*GOAL OF THE EXERCISE*:
Below are some entries. Copy each line that holds the string "Wheel".

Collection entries
——
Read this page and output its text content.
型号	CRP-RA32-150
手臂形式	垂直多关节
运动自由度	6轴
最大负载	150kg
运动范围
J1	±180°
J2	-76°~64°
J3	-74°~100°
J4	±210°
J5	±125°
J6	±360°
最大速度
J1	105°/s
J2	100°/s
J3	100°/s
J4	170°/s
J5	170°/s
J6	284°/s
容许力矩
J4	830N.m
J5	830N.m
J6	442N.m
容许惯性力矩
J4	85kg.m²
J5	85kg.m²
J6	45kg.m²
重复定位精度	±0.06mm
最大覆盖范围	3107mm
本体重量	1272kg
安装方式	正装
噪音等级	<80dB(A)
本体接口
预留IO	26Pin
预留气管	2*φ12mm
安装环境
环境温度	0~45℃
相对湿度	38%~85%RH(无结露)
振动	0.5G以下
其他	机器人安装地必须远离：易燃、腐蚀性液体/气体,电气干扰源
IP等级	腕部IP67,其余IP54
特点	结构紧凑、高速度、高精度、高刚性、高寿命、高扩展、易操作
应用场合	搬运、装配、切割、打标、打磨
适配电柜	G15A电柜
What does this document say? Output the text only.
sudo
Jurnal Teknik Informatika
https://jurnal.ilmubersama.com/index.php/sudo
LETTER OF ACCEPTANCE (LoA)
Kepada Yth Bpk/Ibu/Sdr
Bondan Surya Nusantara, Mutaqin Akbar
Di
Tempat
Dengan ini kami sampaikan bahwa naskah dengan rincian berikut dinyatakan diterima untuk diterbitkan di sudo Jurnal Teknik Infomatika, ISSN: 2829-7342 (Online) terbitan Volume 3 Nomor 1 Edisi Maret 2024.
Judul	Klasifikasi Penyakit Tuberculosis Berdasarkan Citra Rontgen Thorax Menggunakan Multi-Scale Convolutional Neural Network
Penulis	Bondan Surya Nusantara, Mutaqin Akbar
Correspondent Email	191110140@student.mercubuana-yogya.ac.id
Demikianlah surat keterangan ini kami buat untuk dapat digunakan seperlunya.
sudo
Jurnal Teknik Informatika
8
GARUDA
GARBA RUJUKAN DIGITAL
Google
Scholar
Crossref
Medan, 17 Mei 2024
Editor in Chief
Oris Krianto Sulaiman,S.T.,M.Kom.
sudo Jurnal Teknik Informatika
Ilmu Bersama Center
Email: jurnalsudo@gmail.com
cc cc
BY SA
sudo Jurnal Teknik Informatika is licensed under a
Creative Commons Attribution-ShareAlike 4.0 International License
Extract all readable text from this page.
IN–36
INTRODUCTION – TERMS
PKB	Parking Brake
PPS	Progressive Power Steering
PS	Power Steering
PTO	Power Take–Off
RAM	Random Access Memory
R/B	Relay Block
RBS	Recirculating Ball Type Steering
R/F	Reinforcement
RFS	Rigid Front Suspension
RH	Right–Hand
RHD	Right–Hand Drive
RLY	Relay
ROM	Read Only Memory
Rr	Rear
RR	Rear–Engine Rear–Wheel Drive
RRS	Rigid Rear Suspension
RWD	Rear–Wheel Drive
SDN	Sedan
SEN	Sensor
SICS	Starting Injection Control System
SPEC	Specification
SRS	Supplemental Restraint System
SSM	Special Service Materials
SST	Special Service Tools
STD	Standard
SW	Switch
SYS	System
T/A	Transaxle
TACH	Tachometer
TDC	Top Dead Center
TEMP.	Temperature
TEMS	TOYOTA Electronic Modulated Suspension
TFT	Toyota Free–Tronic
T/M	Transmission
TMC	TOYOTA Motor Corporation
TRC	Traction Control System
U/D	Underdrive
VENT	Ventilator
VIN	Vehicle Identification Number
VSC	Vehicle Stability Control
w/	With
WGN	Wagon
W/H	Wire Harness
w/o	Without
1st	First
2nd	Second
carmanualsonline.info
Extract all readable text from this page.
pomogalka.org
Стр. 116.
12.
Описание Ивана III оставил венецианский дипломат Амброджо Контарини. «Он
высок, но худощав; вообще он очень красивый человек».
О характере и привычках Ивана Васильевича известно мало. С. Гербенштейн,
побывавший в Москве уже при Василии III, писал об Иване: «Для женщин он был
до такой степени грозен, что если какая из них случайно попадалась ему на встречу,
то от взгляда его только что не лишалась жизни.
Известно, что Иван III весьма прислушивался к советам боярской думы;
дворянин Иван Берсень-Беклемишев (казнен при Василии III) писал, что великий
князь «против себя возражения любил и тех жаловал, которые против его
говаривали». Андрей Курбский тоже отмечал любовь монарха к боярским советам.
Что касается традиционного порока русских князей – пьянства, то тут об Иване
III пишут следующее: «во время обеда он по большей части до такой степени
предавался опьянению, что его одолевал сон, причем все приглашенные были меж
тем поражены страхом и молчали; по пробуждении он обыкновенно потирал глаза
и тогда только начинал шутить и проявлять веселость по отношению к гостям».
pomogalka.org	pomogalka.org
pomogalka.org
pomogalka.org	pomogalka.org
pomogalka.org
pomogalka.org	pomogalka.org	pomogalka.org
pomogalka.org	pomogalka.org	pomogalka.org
——
*OUTPUT*:
RR	Rear–Engine Rear–Wheel Drive
RWD	Rear–Wheel Drive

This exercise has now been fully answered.